Lines of data:
#####
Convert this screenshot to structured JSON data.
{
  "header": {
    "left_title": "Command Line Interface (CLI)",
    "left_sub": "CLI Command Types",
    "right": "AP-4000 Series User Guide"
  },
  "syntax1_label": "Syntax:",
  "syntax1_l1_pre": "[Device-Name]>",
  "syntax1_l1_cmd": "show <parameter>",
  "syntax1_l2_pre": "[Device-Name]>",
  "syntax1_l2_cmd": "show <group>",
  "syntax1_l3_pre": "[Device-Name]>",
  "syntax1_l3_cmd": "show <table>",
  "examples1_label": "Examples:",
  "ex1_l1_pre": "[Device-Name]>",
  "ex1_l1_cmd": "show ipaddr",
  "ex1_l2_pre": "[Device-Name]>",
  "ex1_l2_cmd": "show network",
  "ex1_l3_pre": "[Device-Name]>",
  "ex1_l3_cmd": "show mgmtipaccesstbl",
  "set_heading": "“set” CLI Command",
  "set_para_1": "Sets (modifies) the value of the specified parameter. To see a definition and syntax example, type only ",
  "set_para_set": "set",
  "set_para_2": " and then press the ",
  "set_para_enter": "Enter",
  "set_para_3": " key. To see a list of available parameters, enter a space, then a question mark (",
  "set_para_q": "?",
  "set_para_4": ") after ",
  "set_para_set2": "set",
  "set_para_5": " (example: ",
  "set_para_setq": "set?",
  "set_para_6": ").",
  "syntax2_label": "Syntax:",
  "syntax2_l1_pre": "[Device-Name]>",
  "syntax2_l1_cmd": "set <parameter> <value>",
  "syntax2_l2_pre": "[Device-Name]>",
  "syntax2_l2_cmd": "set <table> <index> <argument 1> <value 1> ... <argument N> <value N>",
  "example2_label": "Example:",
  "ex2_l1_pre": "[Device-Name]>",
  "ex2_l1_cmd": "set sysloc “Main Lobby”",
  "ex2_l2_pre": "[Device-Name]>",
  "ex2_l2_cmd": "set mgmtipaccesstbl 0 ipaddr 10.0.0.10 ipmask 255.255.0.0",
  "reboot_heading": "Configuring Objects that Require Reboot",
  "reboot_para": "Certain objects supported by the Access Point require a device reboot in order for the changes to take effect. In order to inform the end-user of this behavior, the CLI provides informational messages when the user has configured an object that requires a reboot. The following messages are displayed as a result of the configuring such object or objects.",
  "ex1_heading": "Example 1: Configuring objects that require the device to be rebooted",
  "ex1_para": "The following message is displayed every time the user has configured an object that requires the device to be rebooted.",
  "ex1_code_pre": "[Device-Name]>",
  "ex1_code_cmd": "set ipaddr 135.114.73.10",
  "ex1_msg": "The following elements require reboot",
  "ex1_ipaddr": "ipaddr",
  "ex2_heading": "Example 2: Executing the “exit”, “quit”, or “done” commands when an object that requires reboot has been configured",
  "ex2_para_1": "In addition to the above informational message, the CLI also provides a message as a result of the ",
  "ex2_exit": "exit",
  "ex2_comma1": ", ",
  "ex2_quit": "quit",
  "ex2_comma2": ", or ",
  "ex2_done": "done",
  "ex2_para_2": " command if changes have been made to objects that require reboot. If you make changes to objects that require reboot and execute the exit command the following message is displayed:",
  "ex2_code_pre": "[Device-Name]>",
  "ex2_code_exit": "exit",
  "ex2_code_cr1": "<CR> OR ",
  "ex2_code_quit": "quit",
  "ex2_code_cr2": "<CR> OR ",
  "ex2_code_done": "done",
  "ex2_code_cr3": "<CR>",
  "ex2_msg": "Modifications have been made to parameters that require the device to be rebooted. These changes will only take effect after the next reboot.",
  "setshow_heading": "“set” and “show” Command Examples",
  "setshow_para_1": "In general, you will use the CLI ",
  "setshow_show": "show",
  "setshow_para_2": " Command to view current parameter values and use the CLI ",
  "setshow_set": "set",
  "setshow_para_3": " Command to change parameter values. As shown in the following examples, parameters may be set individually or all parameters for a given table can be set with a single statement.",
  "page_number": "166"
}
#####
Task description: Search the records above for the string "rebooted". Copy every line that contains it.

Solved exercise:
  "ex1_heading": "Example 1: Configuring objects that require the device to be rebooted",
  "ex1_para": "The following message is displayed every time the user has configured an object that requires the device to be rebooted.",
  "ex2_msg": "Modifications have been made to parameters that require the device to be rebooted. These changes will only take effect after the next reboot.",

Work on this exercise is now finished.